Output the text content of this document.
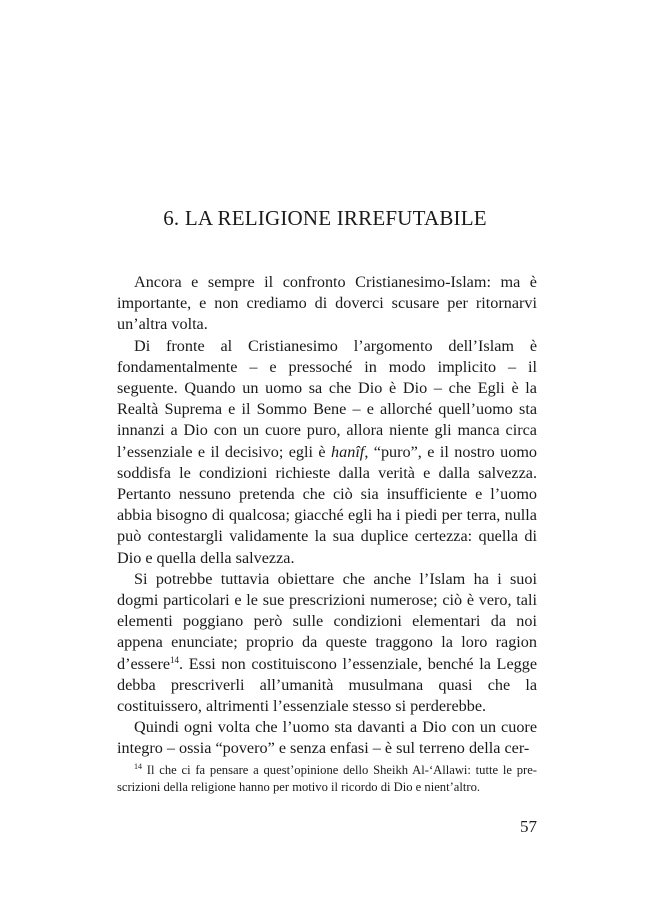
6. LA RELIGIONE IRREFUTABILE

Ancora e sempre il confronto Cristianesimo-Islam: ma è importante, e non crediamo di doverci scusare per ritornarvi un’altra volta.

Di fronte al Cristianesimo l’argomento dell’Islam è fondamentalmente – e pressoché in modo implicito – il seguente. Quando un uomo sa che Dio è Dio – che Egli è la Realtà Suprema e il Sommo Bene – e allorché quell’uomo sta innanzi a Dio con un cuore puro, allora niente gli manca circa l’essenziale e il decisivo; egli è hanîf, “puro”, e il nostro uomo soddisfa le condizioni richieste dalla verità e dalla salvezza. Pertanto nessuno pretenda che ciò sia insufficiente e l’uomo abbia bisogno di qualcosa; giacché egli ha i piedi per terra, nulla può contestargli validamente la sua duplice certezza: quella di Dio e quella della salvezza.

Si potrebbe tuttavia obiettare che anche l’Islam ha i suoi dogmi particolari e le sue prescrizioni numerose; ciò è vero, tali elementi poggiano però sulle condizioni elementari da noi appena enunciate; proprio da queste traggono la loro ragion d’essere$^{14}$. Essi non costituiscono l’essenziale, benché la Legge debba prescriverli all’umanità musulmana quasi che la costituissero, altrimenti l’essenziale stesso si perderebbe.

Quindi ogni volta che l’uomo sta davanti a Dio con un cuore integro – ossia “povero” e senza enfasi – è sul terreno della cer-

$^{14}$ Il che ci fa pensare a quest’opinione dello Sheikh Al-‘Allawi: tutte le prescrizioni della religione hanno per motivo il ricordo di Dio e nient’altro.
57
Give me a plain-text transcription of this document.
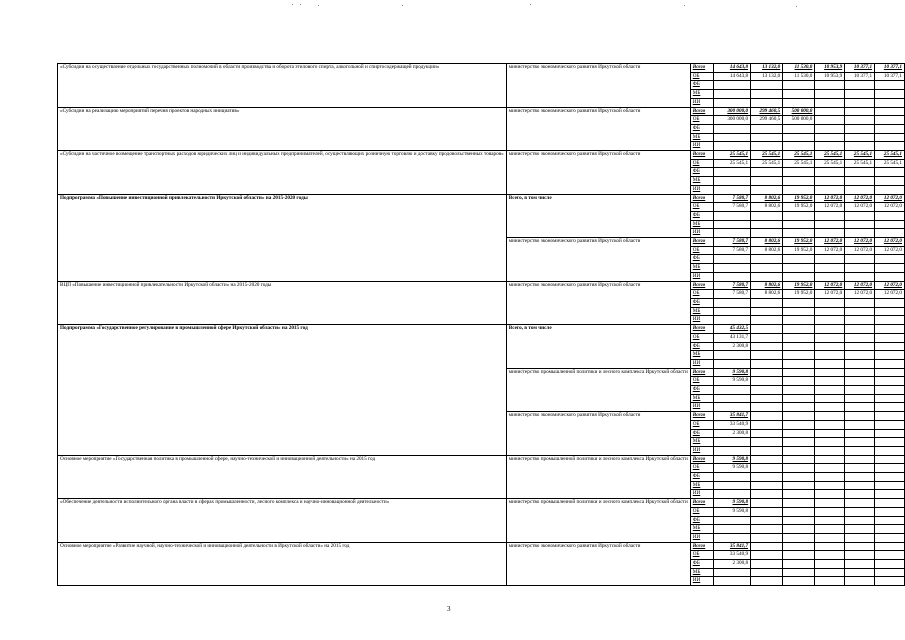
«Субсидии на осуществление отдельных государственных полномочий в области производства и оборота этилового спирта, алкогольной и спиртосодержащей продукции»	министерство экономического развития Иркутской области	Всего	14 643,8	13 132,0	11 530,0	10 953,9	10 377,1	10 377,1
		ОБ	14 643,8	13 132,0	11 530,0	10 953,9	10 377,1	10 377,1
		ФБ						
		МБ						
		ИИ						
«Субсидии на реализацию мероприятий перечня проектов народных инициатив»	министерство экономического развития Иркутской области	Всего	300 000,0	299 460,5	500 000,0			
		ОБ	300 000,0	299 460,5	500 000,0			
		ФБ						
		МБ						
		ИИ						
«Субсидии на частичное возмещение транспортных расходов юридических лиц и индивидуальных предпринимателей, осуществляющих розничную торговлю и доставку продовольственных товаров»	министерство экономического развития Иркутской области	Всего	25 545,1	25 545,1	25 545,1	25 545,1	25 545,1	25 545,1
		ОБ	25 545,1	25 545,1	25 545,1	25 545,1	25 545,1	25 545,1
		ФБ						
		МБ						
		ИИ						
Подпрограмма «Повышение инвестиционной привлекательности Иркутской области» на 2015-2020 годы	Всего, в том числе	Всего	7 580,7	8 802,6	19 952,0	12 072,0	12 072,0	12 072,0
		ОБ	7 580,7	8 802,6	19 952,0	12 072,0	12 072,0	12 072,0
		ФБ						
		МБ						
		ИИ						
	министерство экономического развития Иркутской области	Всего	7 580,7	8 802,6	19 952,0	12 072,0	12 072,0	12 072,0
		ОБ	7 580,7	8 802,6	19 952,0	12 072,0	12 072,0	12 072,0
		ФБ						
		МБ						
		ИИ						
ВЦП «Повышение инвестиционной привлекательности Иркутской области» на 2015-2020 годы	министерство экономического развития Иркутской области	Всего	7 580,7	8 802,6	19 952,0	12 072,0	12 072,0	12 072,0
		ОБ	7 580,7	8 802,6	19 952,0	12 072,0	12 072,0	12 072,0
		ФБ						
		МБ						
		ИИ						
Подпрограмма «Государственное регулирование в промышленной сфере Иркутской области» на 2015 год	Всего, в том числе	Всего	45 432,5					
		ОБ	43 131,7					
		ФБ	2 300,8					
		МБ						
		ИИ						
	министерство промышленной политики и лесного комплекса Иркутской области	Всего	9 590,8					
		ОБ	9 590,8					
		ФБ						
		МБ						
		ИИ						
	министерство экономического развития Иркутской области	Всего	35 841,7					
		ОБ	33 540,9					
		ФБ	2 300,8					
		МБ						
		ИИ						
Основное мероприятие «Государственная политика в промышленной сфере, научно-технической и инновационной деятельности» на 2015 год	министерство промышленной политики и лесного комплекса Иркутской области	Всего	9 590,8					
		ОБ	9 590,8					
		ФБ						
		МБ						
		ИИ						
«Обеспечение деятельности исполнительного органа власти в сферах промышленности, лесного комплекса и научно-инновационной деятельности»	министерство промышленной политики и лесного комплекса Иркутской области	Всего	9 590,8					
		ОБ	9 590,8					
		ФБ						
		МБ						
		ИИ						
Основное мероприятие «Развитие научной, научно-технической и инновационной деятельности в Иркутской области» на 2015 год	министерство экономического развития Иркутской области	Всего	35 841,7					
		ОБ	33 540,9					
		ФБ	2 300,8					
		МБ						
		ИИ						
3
======
**What is expected**
Retype everything in the material word for word, minus pictures.

**Full response**
Output the text content of this document.
6. LA RELIGIONE IRREFUTABILE

Ancora e sempre il confronto Cristianesimo-Islam: ma è importante, e non crediamo di doverci scusare per ritornarvi un’altra volta.

Di fronte al Cristianesimo l’argomento dell’Islam è fondamentalmente – e pressoché in modo implicito – il seguente. Quando un uomo sa che Dio è Dio – che Egli è la Realtà Suprema e il Sommo Bene – e allorché quell’uomo sta innanzi a Dio con un cuore puro, allora niente gli manca circa l’essenziale e il decisivo; egli è hanîf, “puro”, e il nostro uomo soddisfa le condizioni richieste dalla verità e dalla salvezza. Pertanto nessuno pretenda che ciò sia insufficiente e l’uomo abbia bisogno di qualcosa; giacché egli ha i piedi per terra, nulla può contestargli validamente la sua duplice certezza: quella di Dio e quella della salvezza.

Si potrebbe tuttavia obiettare che anche l’Islam ha i suoi dogmi particolari e le sue prescrizioni numerose; ciò è vero, tali elementi poggiano però sulle condizioni elementari da noi appena enunciate; proprio da queste traggono la loro ragion d’essere$^{14}$. Essi non costituiscono l’essenziale, benché la Legge debba prescriverli all’umanità musulmana quasi che la costituissero, altrimenti l’essenziale stesso si perderebbe.

Quindi ogni volta che l’uomo sta davanti a Dio con un cuore integro – ossia “povero” e senza enfasi – è sul terreno della cer-

$^{14}$ Il che ci fa pensare a quest’opinione dello Sheikh Al-‘Allawi: tutte le prescrizioni della religione hanno per motivo il ricordo di Dio e nient’altro.
57
Give me a plain-text transcription of this document.
«Субсидии на осуществление отдельных государственных полномочий в области производства и оборота этилового спирта, алкогольной и спиртосодержащей продукции»	министерство экономического развития Иркутской области	Всего	14 643,8	13 132,0	11 530,0	10 953,9	10 377,1	10 377,1
		ОБ	14 643,8	13 132,0	11 530,0	10 953,9	10 377,1	10 377,1
		ФБ						
		МБ						
		ИИ						
«Субсидии на реализацию мероприятий перечня проектов народных инициатив»	министерство экономического развития Иркутской области	Всего	300 000,0	299 460,5	500 000,0			
		ОБ	300 000,0	299 460,5	500 000,0			
		ФБ						
		МБ						
		ИИ						
«Субсидии на частичное возмещение транспортных расходов юридических лиц и индивидуальных предпринимателей, осуществляющих розничную торговлю и доставку продовольственных товаров»	министерство экономического развития Иркутской области	Всего	25 545,1	25 545,1	25 545,1	25 545,1	25 545,1	25 545,1
		ОБ	25 545,1	25 545,1	25 545,1	25 545,1	25 545,1	25 545,1
		ФБ						
		МБ						
		ИИ						
Подпрограмма «Повышение инвестиционной привлекательности Иркутской области» на 2015-2020 годы	Всего, в том числе	Всего	7 580,7	8 802,6	19 952,0	12 072,0	12 072,0	12 072,0
		ОБ	7 580,7	8 802,6	19 952,0	12 072,0	12 072,0	12 072,0
		ФБ						
		МБ						
		ИИ						
	министерство экономического развития Иркутской области	Всего	7 580,7	8 802,6	19 952,0	12 072,0	12 072,0	12 072,0
		ОБ	7 580,7	8 802,6	19 952,0	12 072,0	12 072,0	12 072,0
		ФБ						
		МБ						
		ИИ						
ВЦП «Повышение инвестиционной привлекательности Иркутской области» на 2015-2020 годы	министерство экономического развития Иркутской области	Всего	7 580,7	8 802,6	19 952,0	12 072,0	12 072,0	12 072,0
		ОБ	7 580,7	8 802,6	19 952,0	12 072,0	12 072,0	12 072,0
		ФБ						
		МБ						
		ИИ						
Подпрограмма «Государственное регулирование в промышленной сфере Иркутской области» на 2015 год	Всего, в том числе	Всего	45 432,5					
		ОБ	43 131,7					
		ФБ	2 300,8					
		МБ						
		ИИ						
	министерство промышленной политики и лесного комплекса Иркутской области	Всего	9 590,8					
		ОБ	9 590,8					
		ФБ						
		МБ						
		ИИ						
	министерство экономического развития Иркутской области	Всего	35 841,7					
		ОБ	33 540,9					
		ФБ	2 300,8					
		МБ						
		ИИ						
Основное мероприятие «Государственная политика в промышленной сфере, научно-технической и инновационной деятельности» на 2015 год	министерство промышленной политики и лесного комплекса Иркутской области	Всего	9 590,8					
		ОБ	9 590,8					
		ФБ						
		МБ						
		ИИ						
«Обеспечение деятельности исполнительного органа власти в сферах промышленности, лесного комплекса и научно-инновационной деятельности»	министерство промышленной политики и лесного комплекса Иркутской области	Всего	9 590,8					
		ОБ	9 590,8					
		ФБ						
		МБ						
		ИИ						
Основное мероприятие «Развитие научной, научно-технической и инновационной деятельности в Иркутской области» на 2015 год	министерство экономического развития Иркутской области	Всего	35 841,7					
		ОБ	33 540,9					
		ФБ	2 300,8					
		МБ						
		ИИ						
3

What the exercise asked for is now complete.